[WORK INSTRUCTIONS] Print out every line, exactly as written.

[INPUT]
━━━━━━━━━━━━━━━━

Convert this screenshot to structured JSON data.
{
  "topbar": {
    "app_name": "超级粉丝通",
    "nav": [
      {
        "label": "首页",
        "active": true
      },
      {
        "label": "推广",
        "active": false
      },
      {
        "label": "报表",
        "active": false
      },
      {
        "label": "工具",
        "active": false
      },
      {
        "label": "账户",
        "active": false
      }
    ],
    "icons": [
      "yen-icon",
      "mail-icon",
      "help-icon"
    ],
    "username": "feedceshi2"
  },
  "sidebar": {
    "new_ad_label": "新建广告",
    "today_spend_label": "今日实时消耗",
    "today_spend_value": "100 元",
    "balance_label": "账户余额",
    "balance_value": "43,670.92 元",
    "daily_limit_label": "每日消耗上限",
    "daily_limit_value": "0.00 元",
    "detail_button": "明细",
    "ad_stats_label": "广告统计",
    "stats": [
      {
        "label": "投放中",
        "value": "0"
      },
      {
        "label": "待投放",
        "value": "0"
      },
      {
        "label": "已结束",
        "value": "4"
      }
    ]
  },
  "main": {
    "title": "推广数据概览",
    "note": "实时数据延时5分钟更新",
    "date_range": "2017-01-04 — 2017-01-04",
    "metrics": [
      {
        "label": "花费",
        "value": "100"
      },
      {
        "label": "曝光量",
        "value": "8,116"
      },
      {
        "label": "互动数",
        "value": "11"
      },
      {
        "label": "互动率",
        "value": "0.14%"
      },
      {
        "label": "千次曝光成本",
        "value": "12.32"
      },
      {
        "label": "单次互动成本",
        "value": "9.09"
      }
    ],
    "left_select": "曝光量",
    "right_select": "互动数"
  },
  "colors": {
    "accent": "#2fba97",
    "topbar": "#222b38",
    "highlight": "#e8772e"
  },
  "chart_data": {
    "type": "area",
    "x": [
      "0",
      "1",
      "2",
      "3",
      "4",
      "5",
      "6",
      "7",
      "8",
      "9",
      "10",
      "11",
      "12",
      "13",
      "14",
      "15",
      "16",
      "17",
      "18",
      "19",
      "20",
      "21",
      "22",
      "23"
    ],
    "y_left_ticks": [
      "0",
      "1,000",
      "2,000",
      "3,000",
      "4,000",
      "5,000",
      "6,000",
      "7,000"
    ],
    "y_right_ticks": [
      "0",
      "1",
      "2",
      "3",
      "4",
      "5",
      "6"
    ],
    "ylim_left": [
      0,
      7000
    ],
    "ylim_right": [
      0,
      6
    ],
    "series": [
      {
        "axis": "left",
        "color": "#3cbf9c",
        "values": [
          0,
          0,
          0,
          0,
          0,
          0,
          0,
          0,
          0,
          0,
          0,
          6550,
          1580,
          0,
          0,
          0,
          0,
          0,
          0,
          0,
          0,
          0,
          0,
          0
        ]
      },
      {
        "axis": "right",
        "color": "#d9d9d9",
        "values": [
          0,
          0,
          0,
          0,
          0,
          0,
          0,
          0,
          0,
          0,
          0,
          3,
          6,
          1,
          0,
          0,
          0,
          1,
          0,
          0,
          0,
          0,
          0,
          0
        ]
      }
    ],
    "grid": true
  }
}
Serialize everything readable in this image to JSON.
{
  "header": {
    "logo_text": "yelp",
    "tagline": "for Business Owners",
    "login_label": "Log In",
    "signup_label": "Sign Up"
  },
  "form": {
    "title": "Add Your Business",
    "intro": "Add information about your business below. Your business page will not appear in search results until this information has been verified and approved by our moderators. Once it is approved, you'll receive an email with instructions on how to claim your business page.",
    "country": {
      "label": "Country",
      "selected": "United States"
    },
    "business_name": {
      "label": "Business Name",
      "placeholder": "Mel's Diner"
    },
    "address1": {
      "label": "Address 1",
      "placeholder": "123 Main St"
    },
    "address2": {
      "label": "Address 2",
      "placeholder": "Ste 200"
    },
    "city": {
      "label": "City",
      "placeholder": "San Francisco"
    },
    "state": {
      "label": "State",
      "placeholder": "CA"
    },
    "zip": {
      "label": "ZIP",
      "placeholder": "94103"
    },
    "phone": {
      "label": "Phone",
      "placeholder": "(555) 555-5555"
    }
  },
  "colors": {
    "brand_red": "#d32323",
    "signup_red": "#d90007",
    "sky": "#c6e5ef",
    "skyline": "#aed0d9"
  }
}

━━━━━━━━━━━━━━━━

[EXERCISE ANSWER]
Convert this screenshot to structured JSON data.
{
  "topbar": {
    "app_name": "超级粉丝通",
    "nav": [
      {
        "label": "首页",
        "active": true
      },
      {
        "label": "推广",
        "active": false
      },
      {
        "label": "报表",
        "active": false
      },
      {
        "label": "工具",
        "active": false
      },
      {
        "label": "账户",
        "active": false
      }
    ],
    "icons": [
      "yen-icon",
      "mail-icon",
      "help-icon"
    ],
    "username": "feedceshi2"
  },
  "sidebar": {
    "new_ad_label": "新建广告",
    "today_spend_label": "今日实时消耗",
    "today_spend_value": "100 元",
    "balance_label": "账户余额",
    "balance_value": "43,670.92 元",
    "daily_limit_label": "每日消耗上限",
    "daily_limit_value": "0.00 元",
    "detail_button": "明细",
    "ad_stats_label": "广告统计",
    "stats": [
      {
        "label": "投放中",
        "value": "0"
      },
      {
        "label": "待投放",
        "value": "0"
      },
      {
        "label": "已结束",
        "value": "4"
      }
    ]
  },
  "main": {
    "title": "推广数据概览",
    "note": "实时数据延时5分钟更新",
    "date_range": "2017-01-04 — 2017-01-04",
    "metrics": [
      {
        "label": "花费",
        "value": "100"
      },
      {
        "label": "曝光量",
        "value": "8,116"
      },
      {
        "label": "互动数",
        "value": "11"
      },
      {
        "label": "互动率",
        "value": "0.14%"
      },
      {
        "label": "千次曝光成本",
        "value": "12.32"
      },
      {
        "label": "单次互动成本",
        "value": "9.09"
      }
    ],
    "left_select": "曝光量",
    "right_select": "互动数"
  },
  "colors": {
    "accent": "#2fba97",
    "topbar": "#222b38",
    "highlight": "#e8772e"
  },
  "chart_data": {
    "type": "area",
    "x": [
      "0",
      "1",
      "2",
      "3",
      "4",
      "5",
      "6",
      "7",
      "8",
      "9",
      "10",
      "11",
      "12",
      "13",
      "14",
      "15",
      "16",
      "17",
      "18",
      "19",
      "20",
      "21",
      "22",
      "23"
    ],
    "y_left_ticks": [
      "0",
      "1,000",
      "2,000",
      "3,000",
      "4,000",
      "5,000",
      "6,000",
      "7,000"
    ],
    "y_right_ticks": [
      "0",
      "1",
      "2",
      "3",
      "4",
      "5",
      "6"
    ],
    "ylim_left": [
      0,
      7000
    ],
    "ylim_right": [
      0,
      6
    ],
    "series": [
      {
        "axis": "left",
        "color": "#3cbf9c",
        "values": [
          0,
          0,
          0,
          0,
          0,
          0,
          0,
          0,
          0,
          0,
          0,
          6550,
          1580,
          0,
          0,
          0,
          0,
          0,
          0,
          0,
          0,
          0,
          0,
          0
        ]
      },
      {
        "axis": "right",
        "color": "#d9d9d9",
        "values": [
          0,
          0,
          0,
          0,
          0,
          0,
          0,
          0,
          0,
          0,
          0,
          3,
          6,
          1,
          0,
          0,
          0,
          1,
          0,
          0,
          0,
          0,
          0,
          0
        ]
      }
    ],
    "grid": true
  }
}
Serialize everything readable in this image to JSON.
{
  "header": {
    "logo_text": "yelp",
    "tagline": "for Business Owners",
    "login_label": "Log In",
    "signup_label": "Sign Up"
  },
  "form": {
    "title": "Add Your Business",
    "intro": "Add information about your business below. Your business page will not appear in search results until this information has been verified and approved by our moderators. Once it is approved, you'll receive an email with instructions on how to claim your business page.",
    "country": {
      "label": "Country",
      "selected": "United States"
    },
    "business_name": {
      "label": "Business Name",
      "placeholder": "Mel's Diner"
    },
    "address1": {
      "label": "Address 1",
      "placeholder": "123 Main St"
    },
    "address2": {
      "label": "Address 2",
      "placeholder": "Ste 200"
    },
    "city": {
      "label": "City",
      "placeholder": "San Francisco"
    },
    "state": {
      "label": "State",
      "placeholder": "CA"
    },
    "zip": {
      "label": "ZIP",
      "placeholder": "94103"
    },
    "phone": {
      "label": "Phone",
      "placeholder": "(555) 555-5555"
    }
  },
  "colors": {
    "brand_red": "#d32323",
    "signup_red": "#d90007",
    "sky": "#c6e5ef",
    "skyline": "#aed0d9"
  }
}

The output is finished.